» SUPPLIED DATA:
* Begin *

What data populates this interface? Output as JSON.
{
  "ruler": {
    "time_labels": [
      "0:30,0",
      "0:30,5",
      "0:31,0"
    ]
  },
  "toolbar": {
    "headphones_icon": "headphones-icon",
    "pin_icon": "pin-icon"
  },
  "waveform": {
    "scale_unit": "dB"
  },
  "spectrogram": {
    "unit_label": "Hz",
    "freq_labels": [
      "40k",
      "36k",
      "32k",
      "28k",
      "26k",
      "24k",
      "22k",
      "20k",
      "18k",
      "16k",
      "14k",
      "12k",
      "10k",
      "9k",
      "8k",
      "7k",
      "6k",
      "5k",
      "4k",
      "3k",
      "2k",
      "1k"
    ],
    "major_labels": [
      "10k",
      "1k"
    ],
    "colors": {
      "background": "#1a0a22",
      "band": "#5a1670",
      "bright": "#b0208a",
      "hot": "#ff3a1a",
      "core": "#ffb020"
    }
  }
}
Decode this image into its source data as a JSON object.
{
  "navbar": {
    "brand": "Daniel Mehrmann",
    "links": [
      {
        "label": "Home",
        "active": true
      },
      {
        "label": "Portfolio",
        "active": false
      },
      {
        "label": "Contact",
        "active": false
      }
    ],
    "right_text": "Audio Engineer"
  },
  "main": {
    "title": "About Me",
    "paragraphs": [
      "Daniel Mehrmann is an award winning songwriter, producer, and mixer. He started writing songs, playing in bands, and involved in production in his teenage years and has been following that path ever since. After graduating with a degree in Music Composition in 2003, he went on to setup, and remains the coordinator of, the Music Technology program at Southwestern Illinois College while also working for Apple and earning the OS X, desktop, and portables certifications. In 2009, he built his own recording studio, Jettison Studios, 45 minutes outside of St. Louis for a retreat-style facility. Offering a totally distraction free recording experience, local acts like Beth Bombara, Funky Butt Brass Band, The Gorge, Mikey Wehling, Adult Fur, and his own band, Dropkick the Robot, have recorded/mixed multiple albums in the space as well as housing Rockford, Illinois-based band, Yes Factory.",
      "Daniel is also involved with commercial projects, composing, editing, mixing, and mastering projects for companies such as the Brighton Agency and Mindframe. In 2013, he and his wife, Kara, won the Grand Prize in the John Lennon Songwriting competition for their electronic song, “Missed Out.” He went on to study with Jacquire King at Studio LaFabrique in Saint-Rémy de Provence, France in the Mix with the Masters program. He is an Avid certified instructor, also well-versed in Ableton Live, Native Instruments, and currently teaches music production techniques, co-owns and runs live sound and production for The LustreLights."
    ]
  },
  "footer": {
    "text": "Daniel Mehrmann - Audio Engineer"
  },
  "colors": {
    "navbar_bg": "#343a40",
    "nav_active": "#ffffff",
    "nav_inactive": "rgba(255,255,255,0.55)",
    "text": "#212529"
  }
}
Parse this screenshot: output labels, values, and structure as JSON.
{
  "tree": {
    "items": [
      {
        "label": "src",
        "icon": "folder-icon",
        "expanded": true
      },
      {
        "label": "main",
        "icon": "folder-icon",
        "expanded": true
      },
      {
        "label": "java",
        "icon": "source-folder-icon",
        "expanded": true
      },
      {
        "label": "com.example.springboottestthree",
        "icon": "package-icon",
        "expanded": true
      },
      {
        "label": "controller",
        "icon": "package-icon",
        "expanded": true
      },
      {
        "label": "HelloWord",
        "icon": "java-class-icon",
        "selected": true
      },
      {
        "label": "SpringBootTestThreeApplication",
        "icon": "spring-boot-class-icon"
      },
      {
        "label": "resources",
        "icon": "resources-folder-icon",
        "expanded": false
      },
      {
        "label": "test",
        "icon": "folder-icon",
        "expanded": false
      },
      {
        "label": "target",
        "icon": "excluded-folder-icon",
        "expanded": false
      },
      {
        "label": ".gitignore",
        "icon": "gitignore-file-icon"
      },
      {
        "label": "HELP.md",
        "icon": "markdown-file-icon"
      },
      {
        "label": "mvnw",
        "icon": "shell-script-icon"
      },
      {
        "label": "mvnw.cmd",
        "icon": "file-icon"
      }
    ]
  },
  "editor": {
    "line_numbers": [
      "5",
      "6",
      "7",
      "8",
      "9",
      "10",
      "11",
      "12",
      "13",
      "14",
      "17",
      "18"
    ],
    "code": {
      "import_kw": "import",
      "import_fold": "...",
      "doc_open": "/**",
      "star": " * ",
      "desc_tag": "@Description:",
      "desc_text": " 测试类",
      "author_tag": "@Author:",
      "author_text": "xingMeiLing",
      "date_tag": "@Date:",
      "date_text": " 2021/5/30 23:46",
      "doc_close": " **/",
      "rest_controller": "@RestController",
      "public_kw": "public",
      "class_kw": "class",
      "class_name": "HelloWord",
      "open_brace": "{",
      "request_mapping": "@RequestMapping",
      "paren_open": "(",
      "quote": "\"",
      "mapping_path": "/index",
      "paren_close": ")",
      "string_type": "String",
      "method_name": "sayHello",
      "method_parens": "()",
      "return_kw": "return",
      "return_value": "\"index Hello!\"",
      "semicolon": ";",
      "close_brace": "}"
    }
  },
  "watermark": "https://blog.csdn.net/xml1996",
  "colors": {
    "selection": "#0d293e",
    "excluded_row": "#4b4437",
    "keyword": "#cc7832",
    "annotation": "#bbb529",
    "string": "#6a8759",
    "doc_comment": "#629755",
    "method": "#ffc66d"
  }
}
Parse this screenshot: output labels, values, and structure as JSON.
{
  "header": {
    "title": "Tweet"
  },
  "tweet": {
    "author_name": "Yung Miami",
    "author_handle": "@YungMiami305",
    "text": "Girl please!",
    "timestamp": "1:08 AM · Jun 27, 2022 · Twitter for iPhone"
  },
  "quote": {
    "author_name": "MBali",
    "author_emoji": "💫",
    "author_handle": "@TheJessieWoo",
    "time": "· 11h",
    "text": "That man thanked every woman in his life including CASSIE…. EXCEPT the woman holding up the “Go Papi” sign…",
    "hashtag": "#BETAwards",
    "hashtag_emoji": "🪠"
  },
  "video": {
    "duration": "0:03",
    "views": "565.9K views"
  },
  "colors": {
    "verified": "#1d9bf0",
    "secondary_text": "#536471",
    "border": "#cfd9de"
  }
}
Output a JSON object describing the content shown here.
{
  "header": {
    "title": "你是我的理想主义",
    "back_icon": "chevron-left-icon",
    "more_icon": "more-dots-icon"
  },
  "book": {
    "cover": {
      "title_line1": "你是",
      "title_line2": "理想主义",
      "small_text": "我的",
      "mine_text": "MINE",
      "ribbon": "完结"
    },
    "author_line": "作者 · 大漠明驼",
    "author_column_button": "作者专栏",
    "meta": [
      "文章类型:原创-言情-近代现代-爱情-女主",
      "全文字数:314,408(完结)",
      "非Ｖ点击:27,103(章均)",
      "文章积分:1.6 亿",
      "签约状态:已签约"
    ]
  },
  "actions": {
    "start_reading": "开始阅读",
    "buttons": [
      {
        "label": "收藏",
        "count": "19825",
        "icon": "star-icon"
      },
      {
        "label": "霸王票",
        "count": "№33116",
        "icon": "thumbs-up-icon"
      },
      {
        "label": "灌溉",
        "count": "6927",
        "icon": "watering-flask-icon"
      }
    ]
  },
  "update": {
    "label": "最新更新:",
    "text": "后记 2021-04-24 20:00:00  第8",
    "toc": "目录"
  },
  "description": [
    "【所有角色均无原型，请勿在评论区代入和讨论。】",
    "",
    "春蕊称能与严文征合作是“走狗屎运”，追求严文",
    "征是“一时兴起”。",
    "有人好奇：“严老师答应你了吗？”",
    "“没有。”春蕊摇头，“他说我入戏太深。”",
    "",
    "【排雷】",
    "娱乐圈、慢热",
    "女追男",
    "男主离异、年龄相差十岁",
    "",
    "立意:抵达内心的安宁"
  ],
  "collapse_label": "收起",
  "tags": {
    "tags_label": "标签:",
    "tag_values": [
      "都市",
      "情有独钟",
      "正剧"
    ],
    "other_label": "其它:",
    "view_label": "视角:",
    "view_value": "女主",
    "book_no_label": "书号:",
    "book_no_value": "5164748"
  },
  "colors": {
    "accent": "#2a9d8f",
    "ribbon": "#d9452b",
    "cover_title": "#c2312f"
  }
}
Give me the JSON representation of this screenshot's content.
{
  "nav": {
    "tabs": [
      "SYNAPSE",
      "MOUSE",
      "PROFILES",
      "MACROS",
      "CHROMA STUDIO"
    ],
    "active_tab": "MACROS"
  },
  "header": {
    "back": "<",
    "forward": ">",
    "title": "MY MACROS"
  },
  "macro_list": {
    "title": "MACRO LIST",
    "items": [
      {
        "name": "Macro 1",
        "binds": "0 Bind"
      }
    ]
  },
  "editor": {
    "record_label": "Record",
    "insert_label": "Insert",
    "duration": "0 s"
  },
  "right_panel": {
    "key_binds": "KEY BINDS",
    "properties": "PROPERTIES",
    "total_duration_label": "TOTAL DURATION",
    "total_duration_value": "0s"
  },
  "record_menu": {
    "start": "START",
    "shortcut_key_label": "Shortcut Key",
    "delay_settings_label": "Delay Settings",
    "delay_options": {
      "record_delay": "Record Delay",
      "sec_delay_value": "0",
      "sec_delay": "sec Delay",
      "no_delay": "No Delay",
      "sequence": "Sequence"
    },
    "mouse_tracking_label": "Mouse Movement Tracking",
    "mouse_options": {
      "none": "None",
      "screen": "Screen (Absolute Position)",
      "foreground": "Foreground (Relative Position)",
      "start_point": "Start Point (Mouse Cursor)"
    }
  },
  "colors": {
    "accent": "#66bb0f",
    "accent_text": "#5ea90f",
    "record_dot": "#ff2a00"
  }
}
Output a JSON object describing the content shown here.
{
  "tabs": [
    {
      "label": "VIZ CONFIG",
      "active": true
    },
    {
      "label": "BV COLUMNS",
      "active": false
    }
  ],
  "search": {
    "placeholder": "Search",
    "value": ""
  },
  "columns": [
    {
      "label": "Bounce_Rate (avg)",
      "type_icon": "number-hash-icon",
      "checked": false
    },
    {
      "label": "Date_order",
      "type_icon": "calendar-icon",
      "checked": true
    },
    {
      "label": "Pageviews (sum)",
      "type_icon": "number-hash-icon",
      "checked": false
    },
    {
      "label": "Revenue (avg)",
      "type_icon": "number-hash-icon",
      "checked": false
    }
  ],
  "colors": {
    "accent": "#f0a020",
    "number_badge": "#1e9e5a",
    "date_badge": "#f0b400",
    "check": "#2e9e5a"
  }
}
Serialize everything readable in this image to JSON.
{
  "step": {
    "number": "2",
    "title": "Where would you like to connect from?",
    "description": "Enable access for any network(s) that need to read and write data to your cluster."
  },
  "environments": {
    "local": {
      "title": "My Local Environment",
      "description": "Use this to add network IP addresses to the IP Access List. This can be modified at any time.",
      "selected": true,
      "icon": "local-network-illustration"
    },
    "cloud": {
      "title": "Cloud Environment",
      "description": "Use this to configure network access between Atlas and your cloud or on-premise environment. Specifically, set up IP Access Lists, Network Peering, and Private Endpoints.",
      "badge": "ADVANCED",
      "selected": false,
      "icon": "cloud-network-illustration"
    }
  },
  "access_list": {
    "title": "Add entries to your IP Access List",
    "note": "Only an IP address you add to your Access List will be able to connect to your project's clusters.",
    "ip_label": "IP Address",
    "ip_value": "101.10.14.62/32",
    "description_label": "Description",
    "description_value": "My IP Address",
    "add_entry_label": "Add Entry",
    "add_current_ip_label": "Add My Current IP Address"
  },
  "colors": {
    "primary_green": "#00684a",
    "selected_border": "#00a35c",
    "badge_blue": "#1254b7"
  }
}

* End *

» WHAT YOU NEED TO DO: Pull out all lines from the listing that contain the string "illustration".

» SOLUTION FOR THIS PROBLEM:
      "icon": "local-network-illustration"
      "icon": "cloud-network-illustration"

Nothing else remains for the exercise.